> [Stated exercise]:
Please rewrite each listing below with every "UI" changed to "interface" and everything else unchanged. Leave out the pictures.

> [Material for this task]:
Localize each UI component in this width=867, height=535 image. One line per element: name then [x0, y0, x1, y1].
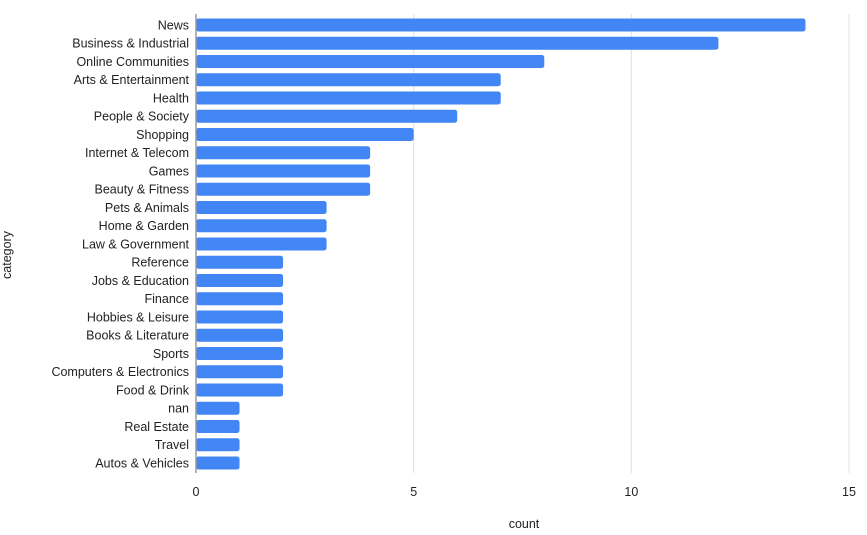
bar: [196, 365, 284, 379]
bar: [196, 219, 327, 233]
bar: [196, 438, 240, 452]
bar: [196, 146, 371, 160]
bar: [196, 164, 371, 178]
category-label: Online Communities: [76, 55, 189, 69]
category-label: Food & Drink: [116, 383, 190, 397]
x-tick-labels: 0 5 10 15: [193, 485, 856, 499]
bar: [196, 456, 240, 470]
y-axis-title: category: [0, 230, 14, 279]
x-tick-label: 15: [842, 485, 856, 499]
category-label: Hobbies & Leisure: [87, 310, 189, 324]
category-label: Home & Garden: [99, 219, 189, 233]
bar: [196, 73, 501, 87]
category-label: Games: [149, 164, 189, 178]
category-label: Shopping: [136, 128, 189, 142]
bar: [196, 255, 284, 269]
category-label: Law & Government: [82, 237, 190, 251]
category-label: Autos & Vehicles: [95, 456, 189, 470]
category-label: Books & Literature: [86, 329, 189, 343]
bars: [196, 18, 806, 470]
bar: [196, 91, 501, 105]
bar: [196, 201, 327, 214]
category-label: Jobs & Education: [92, 274, 189, 288]
category-label: Finance: [145, 292, 190, 306]
category-label: Computers & Electronics: [51, 365, 189, 379]
category-label: Reference: [131, 256, 189, 270]
x-tick-label: 5: [410, 485, 417, 499]
category-label: Health: [153, 91, 189, 105]
category-label: Travel: [155, 438, 189, 452]
bar: [196, 109, 458, 123]
bar: [196, 18, 806, 32]
bar: [196, 347, 284, 360]
bar: [196, 383, 284, 397]
x-axis-title: count: [509, 517, 540, 531]
category-label: Internet & Telecom: [85, 146, 189, 160]
bar: [196, 328, 284, 342]
category-label: Beauty & Fitness: [95, 183, 190, 197]
category-labels: News Business & Industrial Online Communit…: [51, 18, 189, 470]
category-label: Business & Industrial: [72, 37, 189, 51]
bar: [196, 55, 545, 68]
category-label: Arts & Entertainment: [74, 73, 190, 87]
bar: [196, 292, 284, 306]
bar: [196, 128, 414, 141]
x-tick-label: 0: [193, 485, 200, 499]
x-tick-label: 10: [624, 485, 638, 499]
category-label: Real Estate: [124, 420, 189, 434]
bar: [196, 237, 327, 251]
category-label: Sports: [153, 347, 189, 361]
category-label: People & Society: [94, 110, 190, 124]
category-label: Pets & Animals: [105, 201, 189, 215]
bar: [196, 401, 240, 415]
bar: [196, 36, 719, 50]
bar: [196, 420, 240, 433]
bar: [196, 274, 284, 287]
bar: [196, 182, 371, 196]
category-label: nan: [168, 402, 189, 416]
category-label: News: [158, 18, 189, 32]
bar: [196, 310, 284, 324]
bar-chart: News Business & Industrial Online Communit…: [0, 14, 856, 531]
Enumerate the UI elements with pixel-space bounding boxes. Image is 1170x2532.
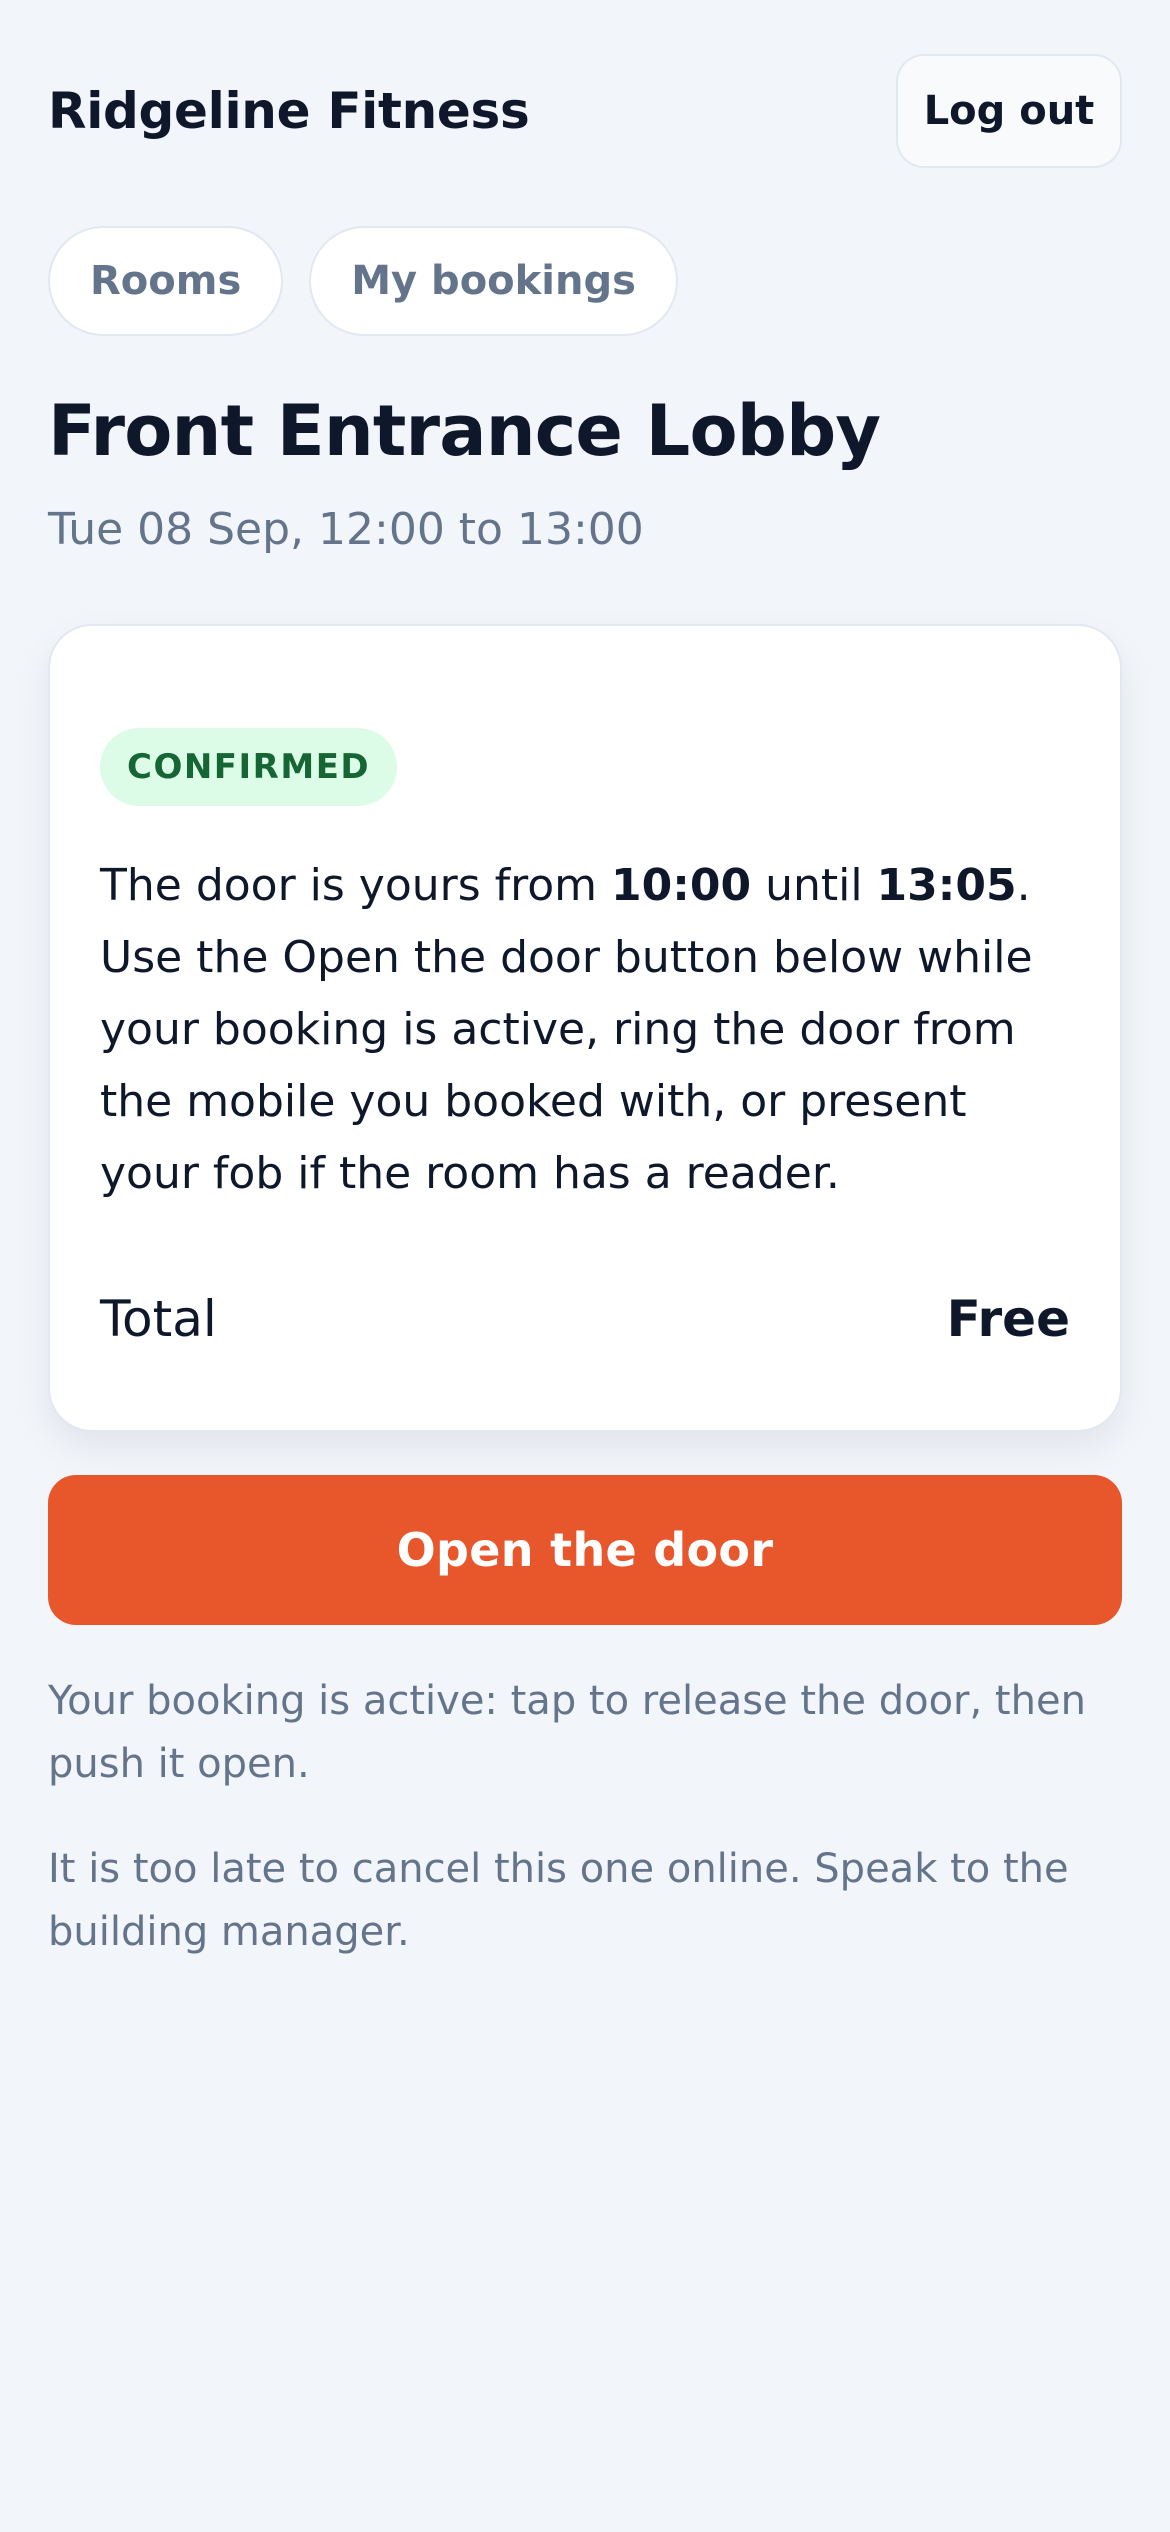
instructions-text-2: until xyxy=(751,860,877,911)
open-door-button[interactable]: Open the door xyxy=(48,1475,1122,1625)
total-label: Total xyxy=(100,1290,217,1348)
total-value: Free xyxy=(946,1290,1070,1348)
instructions-text-1: The door is yours from xyxy=(100,860,612,911)
access-end-time: 13:05 xyxy=(876,860,1017,911)
booking-instructions: The door is yours from 10:00 until 13:05… xyxy=(100,850,1074,1210)
nav-tabs: Rooms My bookings xyxy=(48,226,678,336)
tab-rooms[interactable]: Rooms xyxy=(48,226,284,336)
booking-datetime: Tue 08 Sep, 12:00 to 13:00 xyxy=(48,504,644,555)
active-booking-note: Your booking is active: tap to release t… xyxy=(48,1678,1086,1787)
brand-name: Ridgeline Fitness xyxy=(48,82,530,140)
logout-button[interactable]: Log out xyxy=(896,54,1122,168)
app-header: Ridgeline Fitness Log out xyxy=(48,54,1122,170)
booking-card: CONFIRMED The door is yours from 10:00 u… xyxy=(48,624,1122,1432)
access-start-time: 10:00 xyxy=(611,860,752,911)
tab-my-bookings[interactable]: My bookings xyxy=(309,226,678,336)
cancellation-note: It is too late to cancel this one online… xyxy=(48,1846,1069,1955)
page-title: Front Entrance Lobby xyxy=(48,390,881,472)
status-badge: CONFIRMED xyxy=(100,728,398,806)
total-row: Total Free xyxy=(100,1290,1070,1348)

> [Response for this exercise]:
Localize each interface component in this width=867, height=535 image. One line per element: name then [x0, y0, x1, y1].
bar: [196, 365, 284, 379]
bar: [196, 219, 327, 233]
bar: [196, 438, 240, 452]
bar: [196, 146, 371, 160]
bar: [196, 164, 371, 178]
category-label: Online Communities: [76, 55, 189, 69]
category-label: Food & Drink: [116, 383, 190, 397]
x-tick-labels: 0 5 10 15: [193, 485, 856, 499]
bar: [196, 456, 240, 470]
y-axis-title: category: [0, 230, 14, 279]
x-tick-label: 15: [842, 485, 856, 499]
category-label: Hobbies & Leisure: [87, 310, 189, 324]
category-label: Home & Garden: [99, 219, 189, 233]
bar: [196, 73, 501, 87]
category-label: Games: [149, 164, 189, 178]
category-label: Shopping: [136, 128, 189, 142]
bar: [196, 255, 284, 269]
category-label: Law & Government: [82, 237, 190, 251]
category-label: Autos & Vehicles: [95, 456, 189, 470]
category-label: Books & Literature: [86, 329, 189, 343]
bars: [196, 18, 806, 470]
bar: [196, 91, 501, 105]
bar: [196, 201, 327, 214]
category-label: Jobs & Education: [92, 274, 189, 288]
category-label: Finance: [145, 292, 190, 306]
category-label: Computers & Electronics: [51, 365, 189, 379]
category-label: Reference: [131, 256, 189, 270]
x-tick-label: 5: [410, 485, 417, 499]
category-label: Health: [153, 91, 189, 105]
category-label: Travel: [155, 438, 189, 452]
bar: [196, 109, 458, 123]
bar: [196, 18, 806, 32]
bar: [196, 347, 284, 360]
bar: [196, 383, 284, 397]
x-axis-title: count: [509, 517, 540, 531]
category-label: Internet & Telecom: [85, 146, 189, 160]
bar: [196, 328, 284, 342]
category-label: Beauty & Fitness: [95, 183, 190, 197]
category-labels: News Business & Industrial Online Communit…: [51, 18, 189, 470]
category-label: Business & Industrial: [72, 37, 189, 51]
bar: [196, 55, 545, 68]
category-label: Arts & Entertainment: [74, 73, 190, 87]
bar: [196, 292, 284, 306]
bar: [196, 128, 414, 141]
x-tick-label: 0: [193, 485, 200, 499]
x-tick-label: 10: [624, 485, 638, 499]
category-label: Real Estate: [124, 420, 189, 434]
bar: [196, 237, 327, 251]
category-label: Sports: [153, 347, 189, 361]
category-label: People & Society: [94, 110, 190, 124]
category-label: Pets & Animals: [105, 201, 189, 215]
bar: [196, 401, 240, 415]
bar: [196, 36, 719, 50]
bar: [196, 420, 240, 433]
bar: [196, 274, 284, 287]
bar: [196, 182, 371, 196]
category-label: nan: [168, 402, 189, 416]
category-label: News: [158, 18, 189, 32]
bar: [196, 310, 284, 324]
bar-chart: News Business & Industrial Online Communit…: [0, 14, 856, 531]
Enumerate the interface elements with pixel-space bounding boxes. Image is 1170x2532.
instructions-text-2: until xyxy=(751,860,877,911)
open-door-button[interactable]: Open the door xyxy=(48,1475,1122,1625)
total-label: Total xyxy=(100,1290,217,1348)
total-value: Free xyxy=(946,1290,1070,1348)
instructions-text-1: The door is yours from xyxy=(100,860,612,911)
access-end-time: 13:05 xyxy=(876,860,1017,911)
booking-instructions: The door is yours from 10:00 until 13:05… xyxy=(100,850,1074,1210)
nav-tabs: Rooms My bookings xyxy=(48,226,678,336)
tab-rooms[interactable]: Rooms xyxy=(48,226,284,336)
booking-datetime: Tue 08 Sep, 12:00 to 13:00 xyxy=(48,504,644,555)
active-booking-note: Your booking is active: tap to release t… xyxy=(48,1678,1086,1787)
brand-name: Ridgeline Fitness xyxy=(48,82,530,140)
logout-button[interactable]: Log out xyxy=(896,54,1122,168)
app-header: Ridgeline Fitness Log out xyxy=(48,54,1122,170)
booking-card: CONFIRMED The door is yours from 10:00 u… xyxy=(48,624,1122,1432)
access-start-time: 10:00 xyxy=(611,860,752,911)
tab-my-bookings[interactable]: My bookings xyxy=(309,226,678,336)
cancellation-note: It is too late to cancel this one online… xyxy=(48,1846,1069,1955)
page-title: Front Entrance Lobby xyxy=(48,390,881,472)
status-badge: CONFIRMED xyxy=(100,728,398,806)
total-row: Total Free xyxy=(100,1290,1070,1348)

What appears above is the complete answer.